**Work required:**
Output the entries below exactly as written, omitting pictures.

**Supplied data:**
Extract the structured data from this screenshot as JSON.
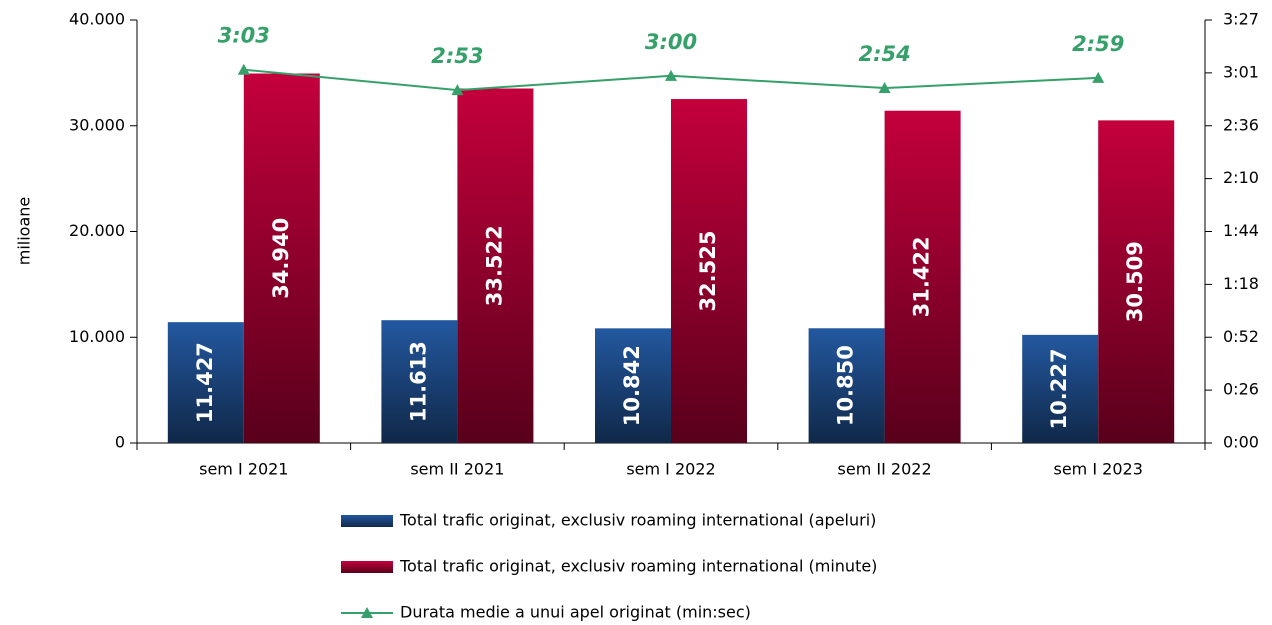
{
  "chart_data": {
    "type": "bar-line",
    "y_label": "milioane",
    "categories": [
      "sem I 2021",
      "sem II 2021",
      "sem I 2022",
      "sem II 2022",
      "sem I 2023"
    ],
    "series": [
      {
        "name": "Total trafic originat, exclusiv roaming international (apeluri)",
        "color": "#2358a0",
        "type": "bar",
        "values": [
          11427,
          11613,
          10842,
          10850,
          10227
        ],
        "value_labels": [
          "11.427",
          "11.613",
          "10.842",
          "10.850",
          "10.227"
        ]
      },
      {
        "name": "Total trafic originat, exclusiv roaming international (minute)",
        "color": "#c4003c",
        "type": "bar",
        "values": [
          34940,
          33522,
          32525,
          31422,
          30509
        ],
        "value_labels": [
          "34.940",
          "33.522",
          "32.525",
          "31.422",
          "30.509"
        ]
      },
      {
        "name": "Durata medie a unui apel originat (min:sec)",
        "color": "#36a06a",
        "type": "line",
        "axis": "y2",
        "values": [
          183,
          173,
          180,
          174,
          179
        ],
        "value_labels": [
          "3:03",
          "2:53",
          "3:00",
          "2:54",
          "2:59"
        ]
      }
    ],
    "ylim": [
      0,
      40000
    ],
    "yticks": [
      0,
      {
        "value": 10000,
        "label": "10.000"
      },
      {
        "value": 20000,
        "label": "20.000"
      },
      {
        "value": 30000,
        "label": "30.000"
      },
      {
        "value": 40000,
        "label": "40.000"
      }
    ],
    "y2lim": [
      0,
      207.36
    ],
    "y2ticks": [
      {
        "value": 0,
        "label": "0:00"
      },
      {
        "value": 25.92,
        "label": "0:26"
      },
      {
        "value": 51.84,
        "label": "0:52"
      },
      {
        "value": 77.76,
        "label": "1:18"
      },
      {
        "value": 103.68,
        "label": "1:44"
      },
      {
        "value": 129.6,
        "label": "2:10"
      },
      {
        "value": 155.52,
        "label": "2:36"
      },
      {
        "value": 181.44,
        "label": "3:01"
      },
      {
        "value": 207.36,
        "label": "3:27"
      }
    ],
    "legend": "bottom"
  }
}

**Exercise answer:**
Extract the structured data from this screenshot as JSON.
{
  "chart_data": {
    "type": "bar-line",
    "y_label": "milioane",
    "categories": [
      "sem I 2021",
      "sem II 2021",
      "sem I 2022",
      "sem II 2022",
      "sem I 2023"
    ],
    "series": [
      {
        "name": "Total trafic originat, exclusiv roaming international (apeluri)",
        "color": "#2358a0",
        "type": "bar",
        "values": [
          11427,
          11613,
          10842,
          10850,
          10227
        ],
        "value_labels": [
          "11.427",
          "11.613",
          "10.842",
          "10.850",
          "10.227"
        ]
      },
      {
        "name": "Total trafic originat, exclusiv roaming international (minute)",
        "color": "#c4003c",
        "type": "bar",
        "values": [
          34940,
          33522,
          32525,
          31422,
          30509
        ],
        "value_labels": [
          "34.940",
          "33.522",
          "32.525",
          "31.422",
          "30.509"
        ]
      },
      {
        "name": "Durata medie a unui apel originat (min:sec)",
        "color": "#36a06a",
        "type": "line",
        "axis": "y2",
        "values": [
          183,
          173,
          180,
          174,
          179
        ],
        "value_labels": [
          "3:03",
          "2:53",
          "3:00",
          "2:54",
          "2:59"
        ]
      }
    ],
    "ylim": [
      0,
      40000
    ],
    "yticks": [
      0,
      {
        "value": 10000,
        "label": "10.000"
      },
      {
        "value": 20000,
        "label": "20.000"
      },
      {
        "value": 30000,
        "label": "30.000"
      },
      {
        "value": 40000,
        "label": "40.000"
      }
    ],
    "y2lim": [
      0,
      207.36
    ],
    "y2ticks": [
      {
        "value": 0,
        "label": "0:00"
      },
      {
        "value": 25.92,
        "label": "0:26"
      },
      {
        "value": 51.84,
        "label": "0:52"
      },
      {
        "value": 77.76,
        "label": "1:18"
      },
      {
        "value": 103.68,
        "label": "1:44"
      },
      {
        "value": 129.6,
        "label": "2:10"
      },
      {
        "value": 155.52,
        "label": "2:36"
      },
      {
        "value": 181.44,
        "label": "3:01"
      },
      {
        "value": 207.36,
        "label": "3:27"
      }
    ],
    "legend": "bottom"
  }
}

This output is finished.